━━━ SOURCE DATA

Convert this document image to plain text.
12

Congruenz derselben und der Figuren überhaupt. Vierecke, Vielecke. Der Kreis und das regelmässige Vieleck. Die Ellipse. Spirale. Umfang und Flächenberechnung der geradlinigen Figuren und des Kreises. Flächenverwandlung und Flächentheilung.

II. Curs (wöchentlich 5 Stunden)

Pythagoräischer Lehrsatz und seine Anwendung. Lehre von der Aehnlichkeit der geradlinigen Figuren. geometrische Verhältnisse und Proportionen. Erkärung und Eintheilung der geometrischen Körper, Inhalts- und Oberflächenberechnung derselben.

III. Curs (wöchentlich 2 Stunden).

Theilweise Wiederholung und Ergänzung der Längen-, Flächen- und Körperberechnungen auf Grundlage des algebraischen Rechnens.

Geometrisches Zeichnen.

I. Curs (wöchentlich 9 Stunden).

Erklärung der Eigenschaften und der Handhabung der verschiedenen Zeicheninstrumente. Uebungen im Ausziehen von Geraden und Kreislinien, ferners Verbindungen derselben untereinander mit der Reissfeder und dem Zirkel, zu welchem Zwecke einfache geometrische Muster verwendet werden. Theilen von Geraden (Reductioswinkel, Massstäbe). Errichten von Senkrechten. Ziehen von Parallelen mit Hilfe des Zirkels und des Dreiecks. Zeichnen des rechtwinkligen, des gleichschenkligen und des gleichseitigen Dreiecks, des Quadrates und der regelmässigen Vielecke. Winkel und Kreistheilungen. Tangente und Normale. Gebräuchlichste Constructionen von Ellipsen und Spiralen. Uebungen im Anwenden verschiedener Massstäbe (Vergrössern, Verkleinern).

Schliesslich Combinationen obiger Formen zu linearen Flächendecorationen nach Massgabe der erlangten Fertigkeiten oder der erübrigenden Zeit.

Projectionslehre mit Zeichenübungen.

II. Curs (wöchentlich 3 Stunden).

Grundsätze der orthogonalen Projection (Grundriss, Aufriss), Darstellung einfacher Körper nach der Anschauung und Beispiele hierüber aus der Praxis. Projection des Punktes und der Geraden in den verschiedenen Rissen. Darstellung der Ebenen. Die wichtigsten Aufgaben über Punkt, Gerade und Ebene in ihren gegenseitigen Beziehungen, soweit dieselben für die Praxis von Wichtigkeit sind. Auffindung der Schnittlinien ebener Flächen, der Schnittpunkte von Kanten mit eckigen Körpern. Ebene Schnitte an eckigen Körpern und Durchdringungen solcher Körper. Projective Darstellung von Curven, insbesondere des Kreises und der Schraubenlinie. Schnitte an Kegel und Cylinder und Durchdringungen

━━━━━━

Word for word, write out all of the data above.

**ANSWER FOR THIS EXERCISE**
Convert this document image to plain text.
12

Congruenz derselben und der Figuren überhaupt. Vierecke, Vielecke. Der Kreis und das regelmässige Vieleck. Die Ellipse. Spirale. Umfang und Flächenberechnung der geradlinigen Figuren und des Kreises. Flächenverwandlung und Flächentheilung.

II. Curs (wöchentlich 5 Stunden)

Pythagoräischer Lehrsatz und seine Anwendung. Lehre von der Aehnlichkeit der geradlinigen Figuren. geometrische Verhältnisse und Proportionen. Erkärung und Eintheilung der geometrischen Körper, Inhalts- und Oberflächenberechnung derselben.

III. Curs (wöchentlich 2 Stunden).

Theilweise Wiederholung und Ergänzung der Längen-, Flächen- und Körperberechnungen auf Grundlage des algebraischen Rechnens.

Geometrisches Zeichnen.

I. Curs (wöchentlich 9 Stunden).

Erklärung der Eigenschaften und der Handhabung der verschiedenen Zeicheninstrumente. Uebungen im Ausziehen von Geraden und Kreislinien, ferners Verbindungen derselben untereinander mit der Reissfeder und dem Zirkel, zu welchem Zwecke einfache geometrische Muster verwendet werden. Theilen von Geraden (Reductioswinkel, Massstäbe). Errichten von Senkrechten. Ziehen von Parallelen mit Hilfe des Zirkels und des Dreiecks. Zeichnen des rechtwinkligen, des gleichschenkligen und des gleichseitigen Dreiecks, des Quadrates und der regelmässigen Vielecke. Winkel und Kreistheilungen. Tangente und Normale. Gebräuchlichste Constructionen von Ellipsen und Spiralen. Uebungen im Anwenden verschiedener Massstäbe (Vergrössern, Verkleinern).

Schliesslich Combinationen obiger Formen zu linearen Flächendecorationen nach Massgabe der erlangten Fertigkeiten oder der erübrigenden Zeit.

Projectionslehre mit Zeichenübungen.

II. Curs (wöchentlich 3 Stunden).

Grundsätze der orthogonalen Projection (Grundriss, Aufriss), Darstellung einfacher Körper nach der Anschauung und Beispiele hierüber aus der Praxis. Projection des Punktes und der Geraden in den verschiedenen Rissen. Darstellung der Ebenen. Die wichtigsten Aufgaben über Punkt, Gerade und Ebene in ihren gegenseitigen Beziehungen, soweit dieselben für die Praxis von Wichtigkeit sind. Auffindung der Schnittlinien ebener Flächen, der Schnittpunkte von Kanten mit eckigen Körpern. Ebene Schnitte an eckigen Körpern und Durchdringungen solcher Körper. Projective Darstellung von Curven, insbesondere des Kreises und der Schraubenlinie. Schnitte an Kegel und Cylinder und Durchdringungen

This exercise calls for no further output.